◆ Provided records
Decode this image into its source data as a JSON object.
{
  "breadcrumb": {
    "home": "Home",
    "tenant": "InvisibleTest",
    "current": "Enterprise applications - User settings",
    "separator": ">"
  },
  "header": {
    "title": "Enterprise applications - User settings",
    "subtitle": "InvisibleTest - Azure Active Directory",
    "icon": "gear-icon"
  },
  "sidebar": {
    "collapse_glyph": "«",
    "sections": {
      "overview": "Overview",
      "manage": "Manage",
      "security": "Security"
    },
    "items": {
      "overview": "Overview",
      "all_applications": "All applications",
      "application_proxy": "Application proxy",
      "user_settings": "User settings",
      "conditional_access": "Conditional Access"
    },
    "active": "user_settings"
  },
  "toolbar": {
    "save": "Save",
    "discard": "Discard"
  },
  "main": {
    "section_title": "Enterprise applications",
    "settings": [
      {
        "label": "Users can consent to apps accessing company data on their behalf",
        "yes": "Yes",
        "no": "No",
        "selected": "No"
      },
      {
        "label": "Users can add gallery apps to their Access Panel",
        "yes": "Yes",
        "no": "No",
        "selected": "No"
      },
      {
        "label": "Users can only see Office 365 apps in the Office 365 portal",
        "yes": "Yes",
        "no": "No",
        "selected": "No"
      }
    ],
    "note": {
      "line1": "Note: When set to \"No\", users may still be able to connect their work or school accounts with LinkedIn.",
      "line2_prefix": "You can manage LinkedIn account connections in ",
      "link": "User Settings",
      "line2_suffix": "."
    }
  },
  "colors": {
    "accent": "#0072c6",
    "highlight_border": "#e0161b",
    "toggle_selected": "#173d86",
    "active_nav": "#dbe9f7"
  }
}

◆ Task instructions
Where a line in the material contains "data", copy that line.

◆ Reply to the exercise
Decode this image into its source data as a JSON object.
        "label": "Users can consent to apps accessing company data on their behalf",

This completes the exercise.